■ Request: Working from the entries that follow, transcribe exactly and only the lines from the one with "Give me the" through the last, pictures excluded.

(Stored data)
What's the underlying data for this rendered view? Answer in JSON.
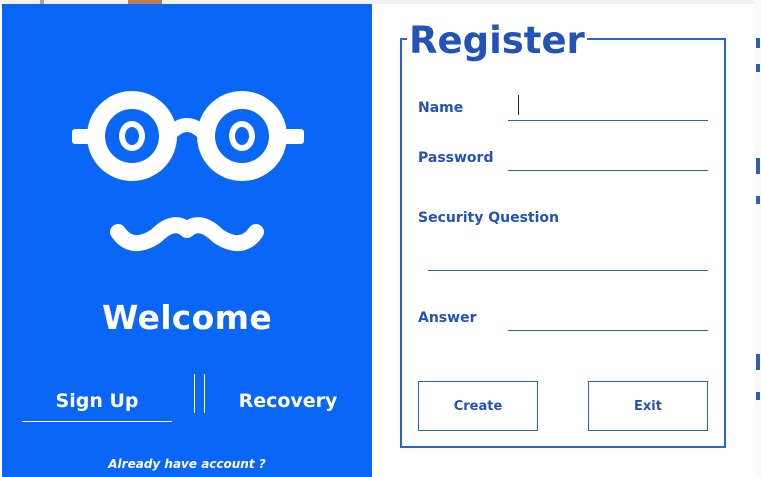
{
  "left": {
    "welcome": "Welcome",
    "tabs": {
      "signup": "Sign Up",
      "recovery": "Recovery"
    },
    "footer_link": "Already have account ?"
  },
  "register": {
    "title": "Register",
    "fields": {
      "name": {
        "label": "Name",
        "value": ""
      },
      "password": {
        "label": "Password",
        "value": ""
      },
      "security_question": {
        "label": "Security Question",
        "value": ""
      },
      "answer": {
        "label": "Answer",
        "value": ""
      }
    },
    "buttons": {
      "create": "Create",
      "exit": "Exit"
    }
  },
  "colors": {
    "panel_blue": "#0a66f7",
    "accent_blue": "#2352b8",
    "white": "#ffffff"
  },
  "icons": {
    "logo": "glasses-mustache-icon"
  }
}
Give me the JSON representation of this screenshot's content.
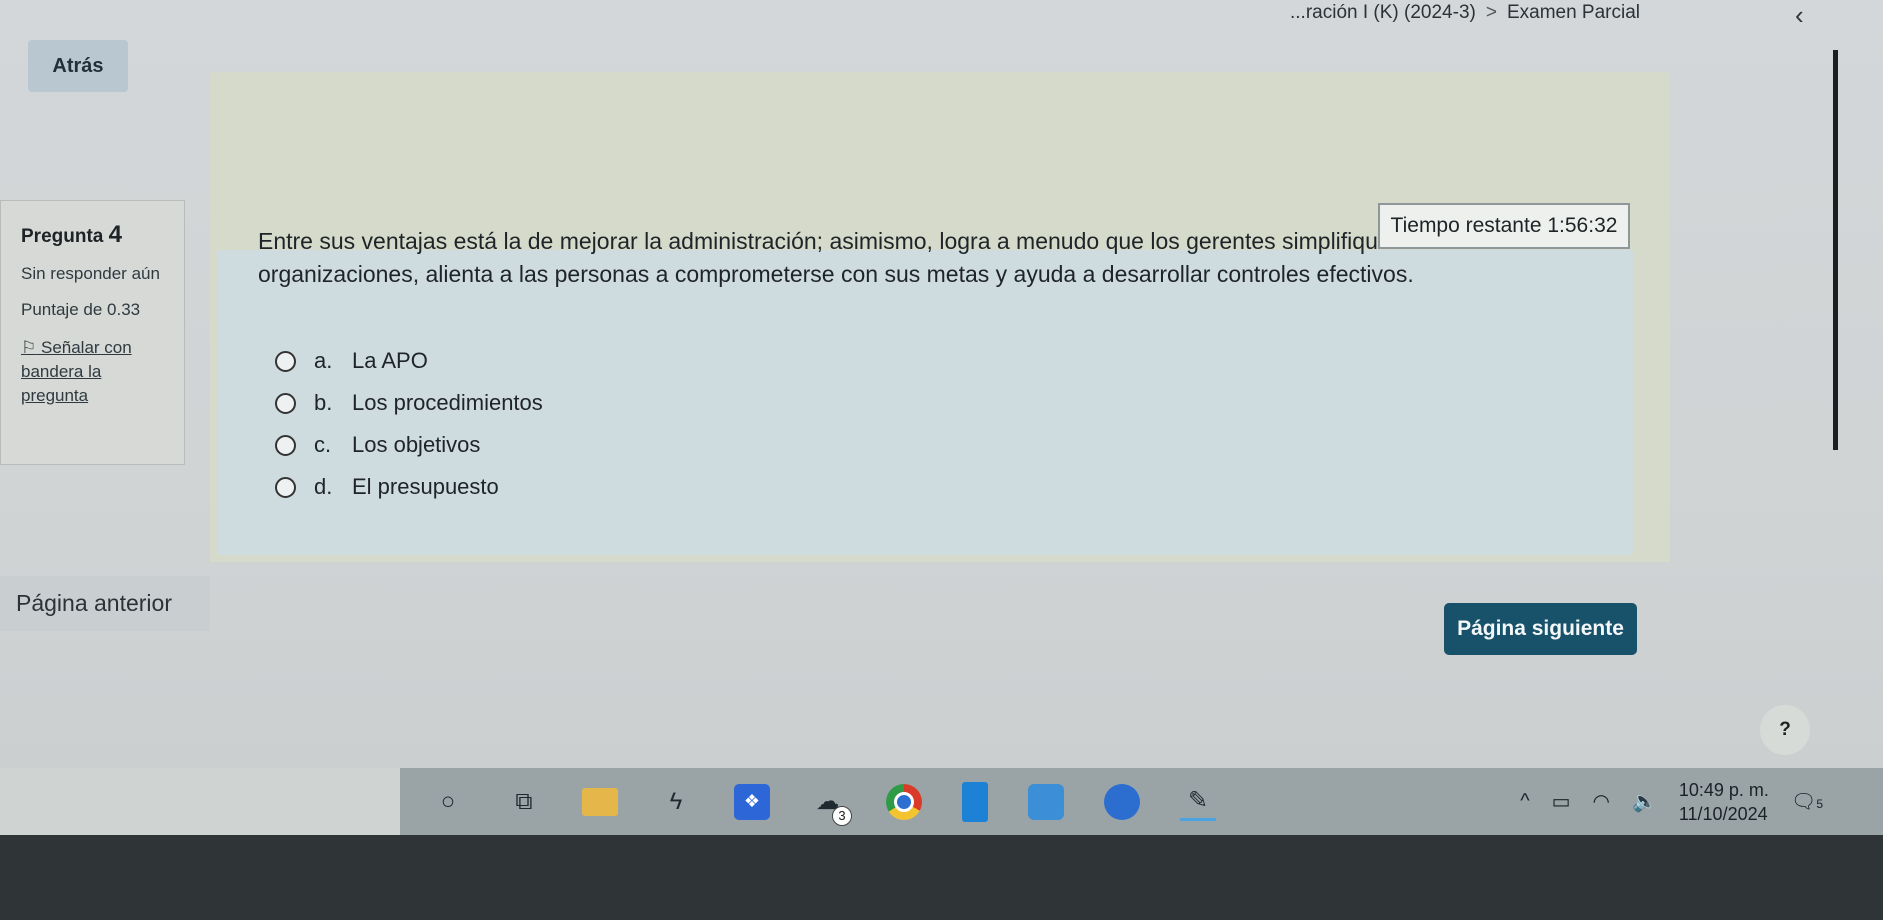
{
  "breadcrumb": {
    "prefix": "...ración I (K) (2024-3)",
    "separator": ">",
    "current": "Examen Parcial"
  },
  "nav": {
    "back_label": "Atrás",
    "top_arrow": "‹"
  },
  "question_info": {
    "title_prefix": "Pregunta",
    "number": "4",
    "status": "Sin responder aún",
    "score": "Puntaje de 0.33",
    "flag_label": "Señalar con bandera la pregunta"
  },
  "timer": {
    "label": "Tiempo restante",
    "value": "1:56:32"
  },
  "question": {
    "text": "Entre sus ventajas está la de mejorar la administración; asimismo, logra a menudo que los gerentes simplifiquen la estructura de sus organizaciones, alienta a las personas a comprometerse con sus metas y ayuda a desarrollar controles efectivos.",
    "options": [
      {
        "letter": "a.",
        "text": "La APO"
      },
      {
        "letter": "b.",
        "text": "Los procedimientos"
      },
      {
        "letter": "c.",
        "text": "Los objetivos"
      },
      {
        "letter": "d.",
        "text": "El presupuesto"
      }
    ]
  },
  "footer": {
    "prev_label": "Página anterior",
    "next_label": "Página siguiente",
    "help_label": "?"
  },
  "taskbar": {
    "icons": [
      "search-icon",
      "task-view-icon",
      "file-explorer-icon",
      "app-icon",
      "dropbox-icon",
      "app-badge-icon",
      "chrome-icon",
      "app-icon",
      "app-icon",
      "edge-icon",
      "app-icon"
    ],
    "badge_count": "3",
    "tray": {
      "chevron": "^",
      "time": "10:49 p. m.",
      "date": "11/10/2024",
      "notification_count": "5"
    }
  }
}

■ Solution to this exercise:
Give me the JSON representation of this screenshot's content.
{
  "breadcrumb": {
    "prefix": "...ración I (K) (2024-3)",
    "separator": ">",
    "current": "Examen Parcial"
  },
  "nav": {
    "back_label": "Atrás",
    "top_arrow": "‹"
  },
  "question_info": {
    "title_prefix": "Pregunta",
    "number": "4",
    "status": "Sin responder aún",
    "score": "Puntaje de 0.33",
    "flag_label": "Señalar con bandera la pregunta"
  },
  "timer": {
    "label": "Tiempo restante",
    "value": "1:56:32"
  },
  "question": {
    "text": "Entre sus ventajas está la de mejorar la administración; asimismo, logra a menudo que los gerentes simplifiquen la estructura de sus organizaciones, alienta a las personas a comprometerse con sus metas y ayuda a desarrollar controles efectivos.",
    "options": [
      {
        "letter": "a.",
        "text": "La APO"
      },
      {
        "letter": "b.",
        "text": "Los procedimientos"
      },
      {
        "letter": "c.",
        "text": "Los objetivos"
      },
      {
        "letter": "d.",
        "text": "El presupuesto"
      }
    ]
  },
  "footer": {
    "prev_label": "Página anterior",
    "next_label": "Página siguiente",
    "help_label": "?"
  },
  "taskbar": {
    "icons": [
      "search-icon",
      "task-view-icon",
      "file-explorer-icon",
      "app-icon",
      "dropbox-icon",
      "app-badge-icon",
      "chrome-icon",
      "app-icon",
      "app-icon",
      "edge-icon",
      "app-icon"
    ],
    "badge_count": "3",
    "tray": {
      "chevron": "^",
      "time": "10:49 p. m.",
      "date": "11/10/2024",
      "notification_count": "5"
    }
  }
}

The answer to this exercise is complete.